**Exercise aim**
Line by line, output the material without altering anything.

**Information given**
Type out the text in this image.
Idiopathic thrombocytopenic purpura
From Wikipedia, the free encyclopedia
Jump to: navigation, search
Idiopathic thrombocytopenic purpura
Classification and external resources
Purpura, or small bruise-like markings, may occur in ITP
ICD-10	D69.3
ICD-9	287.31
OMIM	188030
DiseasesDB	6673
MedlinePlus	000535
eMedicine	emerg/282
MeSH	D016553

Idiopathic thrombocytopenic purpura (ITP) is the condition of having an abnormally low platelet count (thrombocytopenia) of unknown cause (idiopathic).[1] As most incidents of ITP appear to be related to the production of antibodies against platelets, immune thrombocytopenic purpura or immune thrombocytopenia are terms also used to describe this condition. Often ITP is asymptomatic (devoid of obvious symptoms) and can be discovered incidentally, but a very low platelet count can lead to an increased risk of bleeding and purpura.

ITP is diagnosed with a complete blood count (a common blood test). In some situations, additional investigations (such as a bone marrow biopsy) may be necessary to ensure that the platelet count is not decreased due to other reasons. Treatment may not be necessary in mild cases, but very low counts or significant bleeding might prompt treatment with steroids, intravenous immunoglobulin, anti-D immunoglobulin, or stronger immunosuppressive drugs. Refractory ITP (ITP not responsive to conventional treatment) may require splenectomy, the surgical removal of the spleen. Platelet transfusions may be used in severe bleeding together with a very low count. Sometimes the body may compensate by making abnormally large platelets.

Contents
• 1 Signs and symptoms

**Task response**
Type out the text in this image.
Idiopathic thrombocytopenic purpura
From Wikipedia, the free encyclopedia
Jump to: navigation, search
Idiopathic thrombocytopenic purpura
Classification and external resources
Purpura, or small bruise-like markings, may occur in ITP
ICD-10	D69.3
ICD-9	287.31
OMIM	188030
DiseasesDB	6673
MedlinePlus	000535
eMedicine	emerg/282
MeSH	D016553

Idiopathic thrombocytopenic purpura (ITP) is the condition of having an abnormally low platelet count (thrombocytopenia) of unknown cause (idiopathic).[1] As most incidents of ITP appear to be related to the production of antibodies against platelets, immune thrombocytopenic purpura or immune thrombocytopenia are terms also used to describe this condition. Often ITP is asymptomatic (devoid of obvious symptoms) and can be discovered incidentally, but a very low platelet count can lead to an increased risk of bleeding and purpura.

ITP is diagnosed with a complete blood count (a common blood test). In some situations, additional investigations (such as a bone marrow biopsy) may be necessary to ensure that the platelet count is not decreased due to other reasons. Treatment may not be necessary in mild cases, but very low counts or significant bleeding might prompt treatment with steroids, intravenous immunoglobulin, anti-D immunoglobulin, or stronger immunosuppressive drugs. Refractory ITP (ITP not responsive to conventional treatment) may require splenectomy, the surgical removal of the spleen. Platelet transfusions may be used in severe bleeding together with a very low count. Sometimes the body may compensate by making abnormally large platelets.

Contents
• 1 Signs and symptoms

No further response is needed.